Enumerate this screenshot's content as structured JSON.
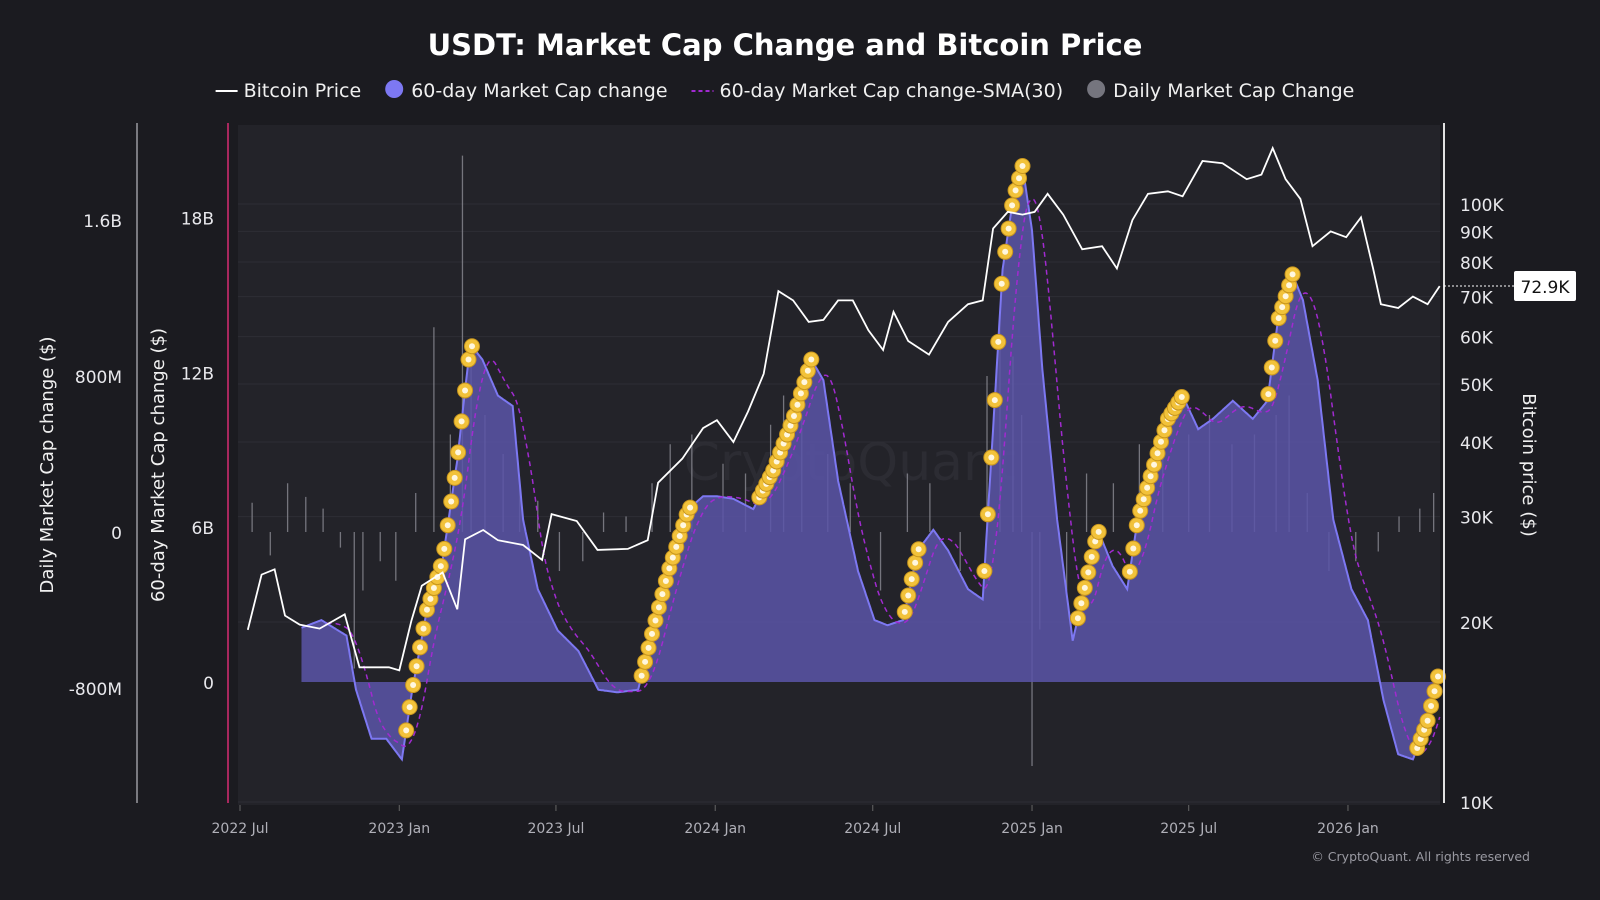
{
  "chart_data": {
    "type": "line",
    "title": "USDT: Market Cap Change and Bitcoin Price",
    "legend": {
      "placement": "top-center",
      "entries": [
        "Bitcoin Price",
        "60-day Market Cap change",
        "60-day Market Cap change-SMA(30)",
        "Daily Market Cap Change"
      ]
    },
    "colors": {
      "bitcoin": "#ffffff",
      "mc60": "#7d78f2",
      "mc60_fill": "#5a55a8",
      "sma": "#a12ad0",
      "daily": "#8a8a92",
      "markers": "#f2c23a",
      "background": "#1b1b20",
      "plot_bg": "#232329",
      "left_axis_line": "#a8285e"
    },
    "axes": {
      "daily": {
        "label": "Daily Market Cap change ($)",
        "ticks": [
          {
            "v": 1600000000,
            "t": "1.6B"
          },
          {
            "v": 800000000,
            "t": "800M"
          },
          {
            "v": 0,
            "t": "0"
          },
          {
            "v": -800000000,
            "t": "-800M"
          }
        ]
      },
      "mc60": {
        "label": "60-day Market Cap change ($)",
        "ticks": [
          {
            "v": 18,
            "t": "18B"
          },
          {
            "v": 12,
            "t": "12B"
          },
          {
            "v": 6,
            "t": "6B"
          },
          {
            "v": 0,
            "t": "0"
          }
        ]
      },
      "btc": {
        "label": "Bitcoin price ($)",
        "scale": "log",
        "ticks": [
          {
            "v": 100000,
            "t": "100K"
          },
          {
            "v": 90000,
            "t": "90K"
          },
          {
            "v": 80000,
            "t": "80K"
          },
          {
            "v": 70000,
            "t": "70K"
          },
          {
            "v": 60000,
            "t": "60K"
          },
          {
            "v": 50000,
            "t": "50K"
          },
          {
            "v": 40000,
            "t": "40K"
          },
          {
            "v": 30000,
            "t": "30K"
          },
          {
            "v": 20000,
            "t": "20K"
          },
          {
            "v": 10000,
            "t": "10K"
          }
        ],
        "current": "72.9K"
      },
      "x": {
        "ticks": [
          {
            "d": "2022-07-01",
            "t": "2022 Jul"
          },
          {
            "d": "2023-01-01",
            "t": "2023 Jan"
          },
          {
            "d": "2023-07-01",
            "t": "2023 Jul"
          },
          {
            "d": "2024-01-01",
            "t": "2024 Jan"
          },
          {
            "d": "2024-07-01",
            "t": "2024 Jul"
          },
          {
            "d": "2025-01-01",
            "t": "2025 Jan"
          },
          {
            "d": "2025-07-01",
            "t": "2025 Jul"
          },
          {
            "d": "2026-01-01",
            "t": "2026 Jan"
          }
        ]
      }
    },
    "series": [
      {
        "name": "60-day Market Cap change",
        "unit": "B USD",
        "points": [
          [
            "2022-09-10",
            2.1
          ],
          [
            "2022-10-03",
            2.4
          ],
          [
            "2022-11-01",
            1.8
          ],
          [
            "2022-11-12",
            -0.3
          ],
          [
            "2022-11-30",
            -2.2
          ],
          [
            "2022-12-17",
            -2.2
          ],
          [
            "2023-01-04",
            -3.0
          ],
          [
            "2023-01-16",
            -0.3
          ],
          [
            "2023-02-02",
            2.8
          ],
          [
            "2023-02-20",
            4.7
          ],
          [
            "2023-03-09",
            8.6
          ],
          [
            "2023-03-24",
            13.1
          ],
          [
            "2023-04-07",
            12.5
          ],
          [
            "2023-04-25",
            11.1
          ],
          [
            "2023-05-12",
            10.7
          ],
          [
            "2023-05-24",
            6.3
          ],
          [
            "2023-06-10",
            3.6
          ],
          [
            "2023-07-03",
            2.0
          ],
          [
            "2023-07-27",
            1.2
          ],
          [
            "2023-08-19",
            -0.3
          ],
          [
            "2023-09-10",
            -0.4
          ],
          [
            "2023-10-04",
            -0.3
          ],
          [
            "2023-10-21",
            2.0
          ],
          [
            "2023-11-08",
            4.3
          ],
          [
            "2023-12-01",
            6.7
          ],
          [
            "2023-12-18",
            7.2
          ],
          [
            "2024-01-03",
            7.2
          ],
          [
            "2024-01-22",
            7.1
          ],
          [
            "2024-02-14",
            6.7
          ],
          [
            "2024-03-08",
            8.2
          ],
          [
            "2024-03-31",
            10.2
          ],
          [
            "2024-04-21",
            12.5
          ],
          [
            "2024-05-05",
            11.7
          ],
          [
            "2024-05-22",
            7.8
          ],
          [
            "2024-06-14",
            4.3
          ],
          [
            "2024-07-03",
            2.4
          ],
          [
            "2024-07-18",
            2.2
          ],
          [
            "2024-08-05",
            2.4
          ],
          [
            "2024-08-22",
            5.1
          ],
          [
            "2024-09-09",
            5.9
          ],
          [
            "2024-09-26",
            5.1
          ],
          [
            "2024-10-19",
            3.6
          ],
          [
            "2024-11-05",
            3.2
          ],
          [
            "2024-11-17",
            9.8
          ],
          [
            "2024-11-28",
            16.0
          ],
          [
            "2024-12-10",
            18.7
          ],
          [
            "2024-12-21",
            20.0
          ],
          [
            "2025-01-01",
            17.5
          ],
          [
            "2025-01-13",
            12.1
          ],
          [
            "2025-01-30",
            6.3
          ],
          [
            "2025-02-17",
            1.6
          ],
          [
            "2025-02-28",
            3.2
          ],
          [
            "2025-03-18",
            5.9
          ],
          [
            "2025-04-04",
            4.5
          ],
          [
            "2025-04-21",
            3.6
          ],
          [
            "2025-05-03",
            6.3
          ],
          [
            "2025-05-20",
            8.2
          ],
          [
            "2025-06-07",
            10.2
          ],
          [
            "2025-06-24",
            11.1
          ],
          [
            "2025-07-12",
            9.8
          ],
          [
            "2025-07-29",
            10.2
          ],
          [
            "2025-08-21",
            10.9
          ],
          [
            "2025-09-13",
            10.2
          ],
          [
            "2025-09-30",
            10.9
          ],
          [
            "2025-10-12",
            14.0
          ],
          [
            "2025-10-29",
            15.8
          ],
          [
            "2025-11-10",
            14.8
          ],
          [
            "2025-11-27",
            11.7
          ],
          [
            "2025-12-15",
            6.3
          ],
          [
            "2026-01-05",
            3.6
          ],
          [
            "2026-01-24",
            2.4
          ],
          [
            "2026-02-11",
            -0.7
          ],
          [
            "2026-02-28",
            -2.8
          ],
          [
            "2026-03-17",
            -3.0
          ],
          [
            "2026-04-03",
            -1.5
          ],
          [
            "2026-04-17",
            0.5
          ]
        ]
      },
      {
        "name": "Bitcoin Price",
        "unit": "USD",
        "points": [
          [
            "2022-07-10",
            19400
          ],
          [
            "2022-07-26",
            24000
          ],
          [
            "2022-08-10",
            24500
          ],
          [
            "2022-08-22",
            20500
          ],
          [
            "2022-09-08",
            19800
          ],
          [
            "2022-10-01",
            19500
          ],
          [
            "2022-10-30",
            20600
          ],
          [
            "2022-11-16",
            16800
          ],
          [
            "2022-12-20",
            16800
          ],
          [
            "2023-01-01",
            16600
          ],
          [
            "2023-01-15",
            20100
          ],
          [
            "2023-01-27",
            23000
          ],
          [
            "2023-02-20",
            24200
          ],
          [
            "2023-03-09",
            21000
          ],
          [
            "2023-03-18",
            27500
          ],
          [
            "2023-04-08",
            28500
          ],
          [
            "2023-04-25",
            27400
          ],
          [
            "2023-05-24",
            26900
          ],
          [
            "2023-06-15",
            25400
          ],
          [
            "2023-06-26",
            30300
          ],
          [
            "2023-07-25",
            29500
          ],
          [
            "2023-08-18",
            26400
          ],
          [
            "2023-09-22",
            26500
          ],
          [
            "2023-10-15",
            27400
          ],
          [
            "2023-10-27",
            34200
          ],
          [
            "2023-11-24",
            37500
          ],
          [
            "2023-12-18",
            42200
          ],
          [
            "2024-01-03",
            43500
          ],
          [
            "2024-01-22",
            40000
          ],
          [
            "2024-02-08",
            45000
          ],
          [
            "2024-02-26",
            52000
          ],
          [
            "2024-03-14",
            71500
          ],
          [
            "2024-03-31",
            69000
          ],
          [
            "2024-04-18",
            63500
          ],
          [
            "2024-05-05",
            64000
          ],
          [
            "2024-05-22",
            69000
          ],
          [
            "2024-06-08",
            69000
          ],
          [
            "2024-06-26",
            61500
          ],
          [
            "2024-07-13",
            57000
          ],
          [
            "2024-07-25",
            66000
          ],
          [
            "2024-08-11",
            59000
          ],
          [
            "2024-09-04",
            56000
          ],
          [
            "2024-09-26",
            63500
          ],
          [
            "2024-10-19",
            68000
          ],
          [
            "2024-11-05",
            69000
          ],
          [
            "2024-11-17",
            91000
          ],
          [
            "2024-12-04",
            97000
          ],
          [
            "2024-12-21",
            96000
          ],
          [
            "2025-01-04",
            97000
          ],
          [
            "2025-01-19",
            104000
          ],
          [
            "2025-02-06",
            96000
          ],
          [
            "2025-02-28",
            84000
          ],
          [
            "2025-03-23",
            85000
          ],
          [
            "2025-04-09",
            78000
          ],
          [
            "2025-04-27",
            94000
          ],
          [
            "2025-05-15",
            104000
          ],
          [
            "2025-06-07",
            105000
          ],
          [
            "2025-06-24",
            103000
          ],
          [
            "2025-07-17",
            118000
          ],
          [
            "2025-08-09",
            117000
          ],
          [
            "2025-09-06",
            110000
          ],
          [
            "2025-09-23",
            112000
          ],
          [
            "2025-10-06",
            124000
          ],
          [
            "2025-10-21",
            110000
          ],
          [
            "2025-11-07",
            102000
          ],
          [
            "2025-11-21",
            85000
          ],
          [
            "2025-12-12",
            90000
          ],
          [
            "2025-12-30",
            88000
          ],
          [
            "2026-01-16",
            95000
          ],
          [
            "2026-01-30",
            78000
          ],
          [
            "2026-02-08",
            68000
          ],
          [
            "2026-02-28",
            67000
          ],
          [
            "2026-03-17",
            70000
          ],
          [
            "2026-04-03",
            68000
          ],
          [
            "2026-04-17",
            72900
          ]
        ]
      },
      {
        "name": "Daily Market Cap Change",
        "unit": "USD",
        "points": [
          [
            "2022-07-15",
            150000000
          ],
          [
            "2022-08-05",
            -120000000
          ],
          [
            "2022-08-25",
            250000000
          ],
          [
            "2022-09-15",
            180000000
          ],
          [
            "2022-10-05",
            120000000
          ],
          [
            "2022-10-25",
            -80000000
          ],
          [
            "2022-11-10",
            -700000000
          ],
          [
            "2022-11-20",
            -300000000
          ],
          [
            "2022-12-10",
            -150000000
          ],
          [
            "2022-12-28",
            -250000000
          ],
          [
            "2023-01-20",
            200000000
          ],
          [
            "2023-02-10",
            1050000000
          ],
          [
            "2023-03-01",
            500000000
          ],
          [
            "2023-03-15",
            1930000000
          ],
          [
            "2023-03-25",
            900000000
          ],
          [
            "2023-04-10",
            600000000
          ],
          [
            "2023-05-01",
            400000000
          ],
          [
            "2023-05-20",
            250000000
          ],
          [
            "2023-06-10",
            160000000
          ],
          [
            "2023-07-05",
            -200000000
          ],
          [
            "2023-08-01",
            -150000000
          ],
          [
            "2023-08-25",
            100000000
          ],
          [
            "2023-09-20",
            80000000
          ],
          [
            "2023-10-20",
            250000000
          ],
          [
            "2023-11-10",
            450000000
          ],
          [
            "2023-12-05",
            500000000
          ],
          [
            "2024-01-10",
            350000000
          ],
          [
            "2024-02-05",
            300000000
          ],
          [
            "2024-03-05",
            550000000
          ],
          [
            "2024-03-20",
            700000000
          ],
          [
            "2024-04-10",
            600000000
          ],
          [
            "2024-05-10",
            400000000
          ],
          [
            "2024-06-05",
            250000000
          ],
          [
            "2024-07-10",
            -300000000
          ],
          [
            "2024-08-10",
            300000000
          ],
          [
            "2024-09-05",
            250000000
          ],
          [
            "2024-10-10",
            -200000000
          ],
          [
            "2024-11-10",
            800000000
          ],
          [
            "2024-11-25",
            1100000000
          ],
          [
            "2024-12-10",
            900000000
          ],
          [
            "2024-12-20",
            600000000
          ],
          [
            "2025-01-01",
            -1200000000
          ],
          [
            "2025-01-10",
            -500000000
          ],
          [
            "2025-02-10",
            -300000000
          ],
          [
            "2025-03-05",
            300000000
          ],
          [
            "2025-04-05",
            250000000
          ],
          [
            "2025-05-05",
            450000000
          ],
          [
            "2025-06-01",
            550000000
          ],
          [
            "2025-07-01",
            500000000
          ],
          [
            "2025-07-25",
            600000000
          ],
          [
            "2025-08-20",
            450000000
          ],
          [
            "2025-09-15",
            500000000
          ],
          [
            "2025-10-10",
            600000000
          ],
          [
            "2025-10-25",
            700000000
          ],
          [
            "2025-11-15",
            200000000
          ],
          [
            "2025-12-10",
            -200000000
          ],
          [
            "2026-01-10",
            -150000000
          ],
          [
            "2026-02-05",
            -100000000
          ],
          [
            "2026-03-01",
            80000000
          ],
          [
            "2026-03-25",
            120000000
          ],
          [
            "2026-04-10",
            200000000
          ]
        ]
      }
    ]
  },
  "watermark": "CryptoQuant",
  "copyright": "© CryptoQuant. All rights reserved"
}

= = =

## Problem to solve:
Pick every line with "CryptoQuant" in it and copy it.

## Solution to the exercise:
  "watermark": "CryptoQuant",
  "copyright": "© CryptoQuant. All rights reserved"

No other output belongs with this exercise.